⟨

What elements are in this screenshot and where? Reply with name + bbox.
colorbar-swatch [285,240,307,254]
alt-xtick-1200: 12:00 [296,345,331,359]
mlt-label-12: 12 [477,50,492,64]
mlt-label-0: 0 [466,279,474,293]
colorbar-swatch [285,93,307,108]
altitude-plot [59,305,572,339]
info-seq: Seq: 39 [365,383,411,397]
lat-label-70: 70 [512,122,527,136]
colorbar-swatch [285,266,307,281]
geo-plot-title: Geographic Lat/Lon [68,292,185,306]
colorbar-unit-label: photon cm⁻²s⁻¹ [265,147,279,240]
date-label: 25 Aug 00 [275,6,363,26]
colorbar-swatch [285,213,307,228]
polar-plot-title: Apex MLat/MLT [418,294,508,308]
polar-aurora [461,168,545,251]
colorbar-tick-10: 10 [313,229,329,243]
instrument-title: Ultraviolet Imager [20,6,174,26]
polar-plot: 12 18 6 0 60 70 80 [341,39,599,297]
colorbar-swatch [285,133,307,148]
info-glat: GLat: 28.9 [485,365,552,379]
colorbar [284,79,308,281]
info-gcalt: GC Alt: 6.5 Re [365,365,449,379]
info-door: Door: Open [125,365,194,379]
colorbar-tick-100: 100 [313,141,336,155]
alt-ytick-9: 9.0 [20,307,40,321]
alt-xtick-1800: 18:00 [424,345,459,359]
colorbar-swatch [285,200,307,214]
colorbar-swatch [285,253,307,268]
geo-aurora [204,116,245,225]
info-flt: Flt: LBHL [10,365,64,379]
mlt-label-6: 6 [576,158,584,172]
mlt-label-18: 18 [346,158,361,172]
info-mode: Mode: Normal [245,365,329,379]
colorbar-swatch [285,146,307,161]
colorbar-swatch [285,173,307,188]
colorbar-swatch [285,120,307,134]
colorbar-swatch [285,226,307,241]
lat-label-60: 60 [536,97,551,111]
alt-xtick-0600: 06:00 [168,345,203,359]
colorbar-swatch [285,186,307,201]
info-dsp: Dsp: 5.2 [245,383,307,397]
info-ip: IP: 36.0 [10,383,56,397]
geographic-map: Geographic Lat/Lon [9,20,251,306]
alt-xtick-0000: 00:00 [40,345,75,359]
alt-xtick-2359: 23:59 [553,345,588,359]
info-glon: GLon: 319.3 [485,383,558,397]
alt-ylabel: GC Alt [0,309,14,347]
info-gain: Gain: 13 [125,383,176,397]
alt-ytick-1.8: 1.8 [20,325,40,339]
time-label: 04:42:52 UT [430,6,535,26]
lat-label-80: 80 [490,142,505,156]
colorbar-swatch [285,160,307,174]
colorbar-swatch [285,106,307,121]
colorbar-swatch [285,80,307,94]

⟩

» **Exercise**:
Format every line of the records above as a Markdown table with the columns "No." and "Line." Number the rows in order and leave out any blank lines.

» **Worked solution**:
| No. | Line |
|---|---|
| 1 | What elements are in this screenshot and where? Reply with name + bbox. |
| 2 | colorbar-swatch [285,240,307,254] |
| 3 | alt-xtick-1200: 12:00 [296,345,331,359] |
| 4 | mlt-label-12: 12 [477,50,492,64] |
| 5 | mlt-label-0: 0 [466,279,474,293] |
| 6 | colorbar-swatch [285,93,307,108] |
| 7 | altitude-plot [59,305,572,339] |
| 8 | info-seq: Seq: 39 [365,383,411,397] |
| 9 | lat-label-70: 70 [512,122,527,136] |
| 10 | colorbar-swatch [285,266,307,281] |
| 11 | geo-plot-title: Geographic Lat/Lon [68,292,185,306] |
| 12 | colorbar-unit-label: photon cm⁻²s⁻¹ [265,147,279,240] |
| 13 | date-label: 25 Aug 00 [275,6,363,26] |
| 14 | colorbar-swatch [285,213,307,228] |
| 15 | polar-plot-title: Apex MLat/MLT [418,294,508,308] |
| 16 | polar-aurora [461,168,545,251] |
| 17 | colorbar-tick-10: 10 [313,229,329,243] |
| 18 | instrument-title: Ultraviolet Imager [20,6,174,26] |
| 19 | polar-plot: 12 18 6 0 60 70 80 [341,39,599,297] |
| 20 | colorbar-swatch [285,133,307,148] |
| 21 | info-glat: GLat: 28.9 [485,365,552,379] |
| 22 | colorbar [284,79,308,281] |
| 23 | info-gcalt: GC Alt: 6.5 Re [365,365,449,379] |
| 24 | info-door: Door: Open [125,365,194,379] |
| 25 | colorbar-tick-100: 100 [313,141,336,155] |
| 26 | alt-ytick-9: 9.0 [20,307,40,321] |
| 27 | alt-xtick-1800: 18:00 [424,345,459,359] |
| 28 | colorbar-swatch [285,200,307,214] |
| 29 | colorbar-swatch [285,253,307,268] |
| 30 | geo-aurora [204,116,245,225] |
| 31 | info-flt: Flt: LBHL [10,365,64,379] |
| 32 | mlt-label-6: 6 [576,158,584,172] |
| 33 | mlt-label-18: 18 [346,158,361,172] |
| 34 | info-mode: Mode: Normal [245,365,329,379] |
| 35 | colorbar-swatch [285,146,307,161] |
| 36 | colorbar-swatch [285,173,307,188] |
| 37 | colorbar-swatch [285,120,307,134] |
| 38 | colorbar-swatch [285,226,307,241] |
| 39 | lat-label-60: 60 [536,97,551,111] |
| 40 | alt-xtick-0600: 06:00 [168,345,203,359] |
| 41 | colorbar-swatch [285,186,307,201] |
| 42 | info-dsp: Dsp: 5.2 [245,383,307,397] |
| 43 | info-ip: IP: 36.0 [10,383,56,397] |
| 44 | geographic-map: Geographic Lat/Lon [9,20,251,306] |
| 45 | alt-xtick-0000: 00:00 [40,345,75,359] |
| 46 | alt-xtick-2359: 23:59 [553,345,588,359] |
| 47 | info-glon: GLon: 319.3 [485,383,558,397] |
| 48 | alt-ylabel: GC Alt [0,309,14,347] |
| 49 | info-gain: Gain: 13 [125,383,176,397] |
| 50 | alt-ytick-1.8: 1.8 [20,325,40,339] |
| 51 | time-label: 04:42:52 UT [430,6,535,26] |
| 52 | lat-label-80: 80 [490,142,505,156] |
| 53 | colorbar-swatch [285,160,307,174] |
| 54 | colorbar-swatch [285,106,307,121] |
| 55 | colorbar-swatch [285,80,307,94] |